• Directions: From the records below, extract all the text exactly and leave the images behind.

Dataset items:
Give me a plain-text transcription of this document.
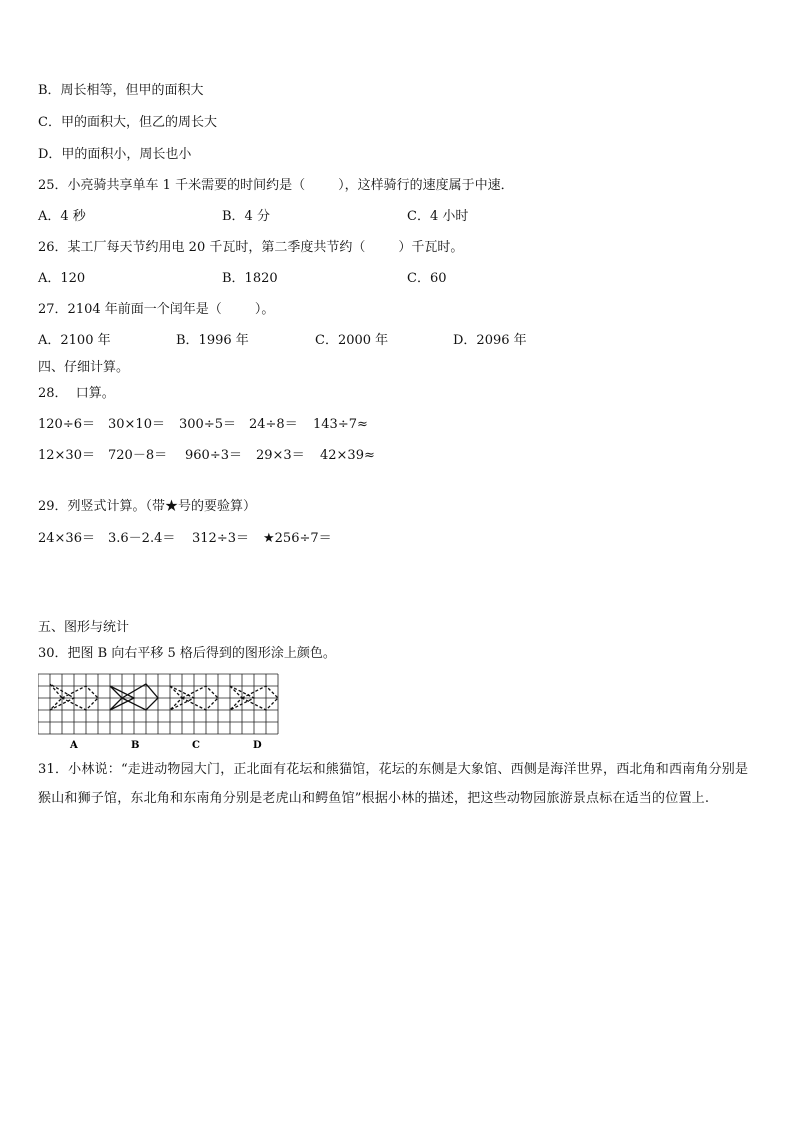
B．周长相等，但甲的面积大
C．甲的面积大，但乙的周长大
D．甲的面积小，周长也小
25．小亮骑共享单车 1 千米需要的时间约是（        ），这样骑行的速度属于中速．
A．4 秒	B．4 分	C．4 小时
26．某工厂每天节约用电 20 千瓦时，第二季度共节约（        ）千瓦时。
A．120	B．1820	C．60
27．2104 年前面一个闰年是（        ）。
A．2100 年	B．1996 年	C．2000 年	D．2096 年
四、仔细计算。
28．  口算。
120÷6＝ 30×10＝ 300÷5＝ 24÷8＝ 143÷7≈
12×30＝ 720－8＝ 960÷3＝ 29×3＝ 42×39≈
29．列竖式计算。（带★号的要验算）
24×36＝ 3.6－2.4＝ 312÷3＝ ★256÷7＝
五、图形与统计
30．把图 B 向右平移 5 格后得到的图形涂上颜色。
A	B	C	D
31．小林说：“走进动物园大门，正北面有花坛和熊猫馆，花坛的东侧是大象馆、西侧是海洋世界，西北角和西南角分别是猴山和狮子馆，东北角和东南角分别是老虎山和鳄鱼馆”根据小林的描述，把这些动物园旅游景点标在适当的位置上.
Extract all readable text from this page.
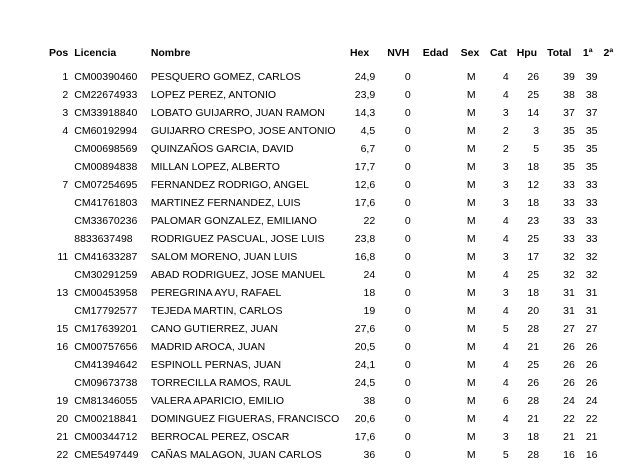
Pos	Licencia	Nombre	Hex	NVH	Edad	Sex	Cat	Hpu	Total	1ª	2ª
1	CM00390460	PESQUERO GOMEZ, CARLOS	24,9	0		M	4	26	39	39	
2	CM22674933	LOPEZ PEREZ, ANTONIO	23,9	0		M	4	25	38	38	
3	CM33918840	LOBATO GUIJARRO, JUAN RAMON	14,3	0		M	3	14	37	37	
4	CM60192994	GUIJARRO CRESPO, JOSE ANTONIO	4,5	0		M	2	3	35	35	
	CM00698569	QUINZAÑOS GARCIA, DAVID	6,7	0		M	2	5	35	35	
	CM00894838	MILLAN LOPEZ, ALBERTO	17,7	0		M	3	18	35	35	
7	CM07254695	FERNANDEZ RODRIGO, ANGEL	12,6	0		M	3	12	33	33	
	CM41761803	MARTINEZ FERNANDEZ, LUIS	17,6	0		M	3	18	33	33	
	CM33670236	PALOMAR GONZALEZ, EMILIANO	22	0		M	4	23	33	33	
	8833637498	RODRIGUEZ PASCUAL, JOSE LUIS	23,8	0		M	4	25	33	33	
11	CM41633287	SALOM MORENO, JUAN LUIS	16,8	0		M	3	17	32	32	
	CM30291259	ABAD RODRIGUEZ, JOSE MANUEL	24	0		M	4	25	32	32	
13	CM00453958	PEREGRINA AYU, RAFAEL	18	0		M	3	18	31	31	
	CM17792577	TEJEDA MARTIN, CARLOS	19	0		M	4	20	31	31	
15	CM17639201	CANO GUTIERREZ, JUAN	27,6	0		M	5	28	27	27	
16	CM00757656	MADRID AROCA, JUAN	20,5	0		M	4	21	26	26	
	CM41394642	ESPINOLL PERNAS, JUAN	24,1	0		M	4	25	26	26	
	CM09673738	TORRECILLA RAMOS, RAUL	24,5	0		M	4	26	26	26	
19	CM81346055	VALERA APARICIO, EMILIO	38	0		M	6	28	24	24	
20	CM00218841	DOMINGUEZ FIGUERAS, FRANCISCO	20,6	0		M	4	21	22	22	
21	CM00344712	BERROCAL PEREZ, OSCAR	17,6	0		M	3	18	21	21	
22	CME5497449	CAÑAS MALAGON, JUAN CARLOS	36	0		M	5	28	16	16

• Solution:
Give me a plain-text transcription of this document.
B．周长相等，但甲的面积大
C．甲的面积大，但乙的周长大
D．甲的面积小，周长也小
25．小亮骑共享单车 1 千米需要的时间约是（        ），这样骑行的速度属于中速．
A．4 秒	B．4 分	C．4 小时
26．某工厂每天节约用电 20 千瓦时，第二季度共节约（        ）千瓦时。
A．120	B．1820	C．60
27．2104 年前面一个闰年是（        ）。
A．2100 年	B．1996 年	C．2000 年	D．2096 年
四、仔细计算。
28．  口算。
120÷6＝ 30×10＝ 300÷5＝ 24÷8＝ 143÷7≈
12×30＝ 720－8＝ 960÷3＝ 29×3＝ 42×39≈
29．列竖式计算。（带★号的要验算）
24×36＝ 3.6－2.4＝ 312÷3＝ ★256÷7＝
五、图形与统计
30．把图 B 向右平移 5 格后得到的图形涂上颜色。
A	B	C	D
31．小林说：“走进动物园大门，正北面有花坛和熊猫馆，花坛的东侧是大象馆、西侧是海洋世界，西北角和西南角分别是猴山和狮子馆，东北角和东南角分别是老虎山和鳄鱼馆”根据小林的描述，把这些动物园旅游景点标在适当的位置上.
Extract all readable text from this page.
Pos	Licencia	Nombre	Hex	NVH	Edad	Sex	Cat	Hpu	Total	1ª	2ª
1	CM00390460	PESQUERO GOMEZ, CARLOS	24,9	0		M	4	26	39	39	
2	CM22674933	LOPEZ PEREZ, ANTONIO	23,9	0		M	4	25	38	38	
3	CM33918840	LOBATO GUIJARRO, JUAN RAMON	14,3	0		M	3	14	37	37	
4	CM60192994	GUIJARRO CRESPO, JOSE ANTONIO	4,5	0		M	2	3	35	35	
	CM00698569	QUINZAÑOS GARCIA, DAVID	6,7	0		M	2	5	35	35	
	CM00894838	MILLAN LOPEZ, ALBERTO	17,7	0		M	3	18	35	35	
7	CM07254695	FERNANDEZ RODRIGO, ANGEL	12,6	0		M	3	12	33	33	
	CM41761803	MARTINEZ FERNANDEZ, LUIS	17,6	0		M	3	18	33	33	
	CM33670236	PALOMAR GONZALEZ, EMILIANO	22	0		M	4	23	33	33	
	8833637498	RODRIGUEZ PASCUAL, JOSE LUIS	23,8	0		M	4	25	33	33	
11	CM41633287	SALOM MORENO, JUAN LUIS	16,8	0		M	3	17	32	32	
	CM30291259	ABAD RODRIGUEZ, JOSE MANUEL	24	0		M	4	25	32	32	
13	CM00453958	PEREGRINA AYU, RAFAEL	18	0		M	3	18	31	31	
	CM17792577	TEJEDA MARTIN, CARLOS	19	0		M	4	20	31	31	
15	CM17639201	CANO GUTIERREZ, JUAN	27,6	0		M	5	28	27	27	
16	CM00757656	MADRID AROCA, JUAN	20,5	0		M	4	21	26	26	
	CM41394642	ESPINOLL PERNAS, JUAN	24,1	0		M	4	25	26	26	
	CM09673738	TORRECILLA RAMOS, RAUL	24,5	0		M	4	26	26	26	
19	CM81346055	VALERA APARICIO, EMILIO	38	0		M	6	28	24	24	
20	CM00218841	DOMINGUEZ FIGUERAS, FRANCISCO	20,6	0		M	4	21	22	22	
21	CM00344712	BERROCAL PEREZ, OSCAR	17,6	0		M	3	18	21	21	
22	CME5497449	CAÑAS MALAGON, JUAN CARLOS	36	0		M	5	28	16	16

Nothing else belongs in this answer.